(INSTRUCTIONS TO FOLLOW) Without altering anything, output the material below.

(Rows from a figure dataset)

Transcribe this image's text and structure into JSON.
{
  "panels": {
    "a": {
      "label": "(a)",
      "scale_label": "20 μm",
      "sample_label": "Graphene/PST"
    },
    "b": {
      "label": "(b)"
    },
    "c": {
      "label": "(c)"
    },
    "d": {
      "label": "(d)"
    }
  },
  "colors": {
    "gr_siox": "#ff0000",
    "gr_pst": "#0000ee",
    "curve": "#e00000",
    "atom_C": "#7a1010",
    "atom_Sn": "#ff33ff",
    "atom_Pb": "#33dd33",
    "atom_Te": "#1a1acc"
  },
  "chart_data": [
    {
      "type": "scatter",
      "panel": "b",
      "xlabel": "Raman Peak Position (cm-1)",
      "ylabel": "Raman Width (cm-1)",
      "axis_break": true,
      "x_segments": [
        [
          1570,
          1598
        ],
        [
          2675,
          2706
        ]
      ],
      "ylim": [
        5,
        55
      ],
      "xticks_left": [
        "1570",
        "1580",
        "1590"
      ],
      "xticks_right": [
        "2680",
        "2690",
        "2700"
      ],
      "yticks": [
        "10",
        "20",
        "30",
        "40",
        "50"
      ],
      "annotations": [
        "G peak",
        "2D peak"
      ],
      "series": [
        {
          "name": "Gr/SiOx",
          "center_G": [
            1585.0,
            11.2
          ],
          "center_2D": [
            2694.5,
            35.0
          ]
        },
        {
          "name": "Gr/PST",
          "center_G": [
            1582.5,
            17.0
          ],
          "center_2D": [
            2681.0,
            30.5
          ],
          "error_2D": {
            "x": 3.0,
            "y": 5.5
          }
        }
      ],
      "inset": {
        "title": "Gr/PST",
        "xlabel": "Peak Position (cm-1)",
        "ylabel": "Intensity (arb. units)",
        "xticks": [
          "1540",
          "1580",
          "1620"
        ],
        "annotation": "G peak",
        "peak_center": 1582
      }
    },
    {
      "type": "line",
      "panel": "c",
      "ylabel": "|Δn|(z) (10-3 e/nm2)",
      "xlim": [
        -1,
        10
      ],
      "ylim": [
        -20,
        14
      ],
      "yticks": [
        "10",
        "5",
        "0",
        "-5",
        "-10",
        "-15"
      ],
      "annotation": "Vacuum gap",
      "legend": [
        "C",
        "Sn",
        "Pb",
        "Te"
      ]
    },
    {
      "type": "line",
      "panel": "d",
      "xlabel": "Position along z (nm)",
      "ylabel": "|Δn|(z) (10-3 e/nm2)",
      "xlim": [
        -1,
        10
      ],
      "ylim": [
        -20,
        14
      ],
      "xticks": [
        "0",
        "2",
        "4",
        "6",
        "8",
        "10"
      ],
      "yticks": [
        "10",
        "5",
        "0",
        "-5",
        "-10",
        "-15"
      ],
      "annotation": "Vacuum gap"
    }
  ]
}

(OUTPUT OF THE EXERCISE)
Transcribe this image's text and structure into JSON.
{
  "panels": {
    "a": {
      "label": "(a)",
      "scale_label": "20 μm",
      "sample_label": "Graphene/PST"
    },
    "b": {
      "label": "(b)"
    },
    "c": {
      "label": "(c)"
    },
    "d": {
      "label": "(d)"
    }
  },
  "colors": {
    "gr_siox": "#ff0000",
    "gr_pst": "#0000ee",
    "curve": "#e00000",
    "atom_C": "#7a1010",
    "atom_Sn": "#ff33ff",
    "atom_Pb": "#33dd33",
    "atom_Te": "#1a1acc"
  },
  "chart_data": [
    {
      "type": "scatter",
      "panel": "b",
      "xlabel": "Raman Peak Position (cm-1)",
      "ylabel": "Raman Width (cm-1)",
      "axis_break": true,
      "x_segments": [
        [
          1570,
          1598
        ],
        [
          2675,
          2706
        ]
      ],
      "ylim": [
        5,
        55
      ],
      "xticks_left": [
        "1570",
        "1580",
        "1590"
      ],
      "xticks_right": [
        "2680",
        "2690",
        "2700"
      ],
      "yticks": [
        "10",
        "20",
        "30",
        "40",
        "50"
      ],
      "annotations": [
        "G peak",
        "2D peak"
      ],
      "series": [
        {
          "name": "Gr/SiOx",
          "center_G": [
            1585.0,
            11.2
          ],
          "center_2D": [
            2694.5,
            35.0
          ]
        },
        {
          "name": "Gr/PST",
          "center_G": [
            1582.5,
            17.0
          ],
          "center_2D": [
            2681.0,
            30.5
          ],
          "error_2D": {
            "x": 3.0,
            "y": 5.5
          }
        }
      ],
      "inset": {
        "title": "Gr/PST",
        "xlabel": "Peak Position (cm-1)",
        "ylabel": "Intensity (arb. units)",
        "xticks": [
          "1540",
          "1580",
          "1620"
        ],
        "annotation": "G peak",
        "peak_center": 1582
      }
    },
    {
      "type": "line",
      "panel": "c",
      "ylabel": "|Δn|(z) (10-3 e/nm2)",
      "xlim": [
        -1,
        10
      ],
      "ylim": [
        -20,
        14
      ],
      "yticks": [
        "10",
        "5",
        "0",
        "-5",
        "-10",
        "-15"
      ],
      "annotation": "Vacuum gap",
      "legend": [
        "C",
        "Sn",
        "Pb",
        "Te"
      ]
    },
    {
      "type": "line",
      "panel": "d",
      "xlabel": "Position along z (nm)",
      "ylabel": "|Δn|(z) (10-3 e/nm2)",
      "xlim": [
        -1,
        10
      ],
      "ylim": [
        -20,
        14
      ],
      "xticks": [
        "0",
        "2",
        "4",
        "6",
        "8",
        "10"
      ],
      "yticks": [
        "10",
        "5",
        "0",
        "-5",
        "-10",
        "-15"
      ],
      "annotation": "Vacuum gap"
    }
  ]
}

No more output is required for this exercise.